Improving seismic velocity

Transforming seismic velocity into pore pressure and other pressure data is reliable, proven technology. However, two prerequisites are often overlooked in attempts to extract an accurate and geologically meaningful velocity volume for pressure estimation: seismic data quality and resolution.

Pore pressure trend with uncertainty fairway and fracture limit for well design and mud program.

There are three main approaches to extracting seismic velocity for pressure data estimation: normal moveout in time imaging, prestack seismic inversion, and tomography in depth imaging. The cost of each solution increases from moveout velocity to inversion and to tomography because more effort and time is involved.

To extract the best velocity, it is essential to properly image seismic data with highest signal-to-noise ratio (SNR) and highest resolution. Geotrace has a rigorous workflow to improve data quality and a unique technology, Bandwidth Extension, to enhance data resolution. The combination of better seismic data quality and better resolution produces a high density HR velocity volume from all three main velocity solutions for moveout velocity. Finally the HR seismic velocity is calibrated with log measurements to make it a HR geological velocity volume for accurate pressure data estimation and quantitative pressure interpretation. In addition, geoscientists can use seismically derived geological velocity for time to depth conversion in mapping and velocity model building in depth imaging.

Building a calibrated pressure model

Once the causes of abnormal pore pressure are understood and the geology-calibrated HR seismic velocity volume is derived, the key of successful pore pressure estimation is to construct a calibrated pressure model that accounts for those causes. First, a theoretical pressure model is built to transform geology-calibrated seismic velocity to pore pressure and other pressure data by accounting for undercompaction, burial history, and fluid dynamics.

Provided information:
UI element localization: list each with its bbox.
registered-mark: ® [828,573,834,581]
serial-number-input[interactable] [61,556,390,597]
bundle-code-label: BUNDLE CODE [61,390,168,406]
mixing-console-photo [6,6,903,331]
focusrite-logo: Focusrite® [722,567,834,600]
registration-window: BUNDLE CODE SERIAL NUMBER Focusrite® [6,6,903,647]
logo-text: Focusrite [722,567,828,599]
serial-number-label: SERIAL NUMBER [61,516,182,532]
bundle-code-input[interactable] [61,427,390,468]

Activity: Rewrite the seismic velocity text starting at "There are three" and ending at "time is involved.", changing "approaches" to "methods". The material comes from a separate source.

Reply:
There are three main methods to extracting seismic velocity for pressure data estimation: normal moveout in time imaging, prestack seismic inversion, and tomography in depth imaging. The cost of each solution increases from moveout velocity to inversion and to tomography because more effort and time is involved.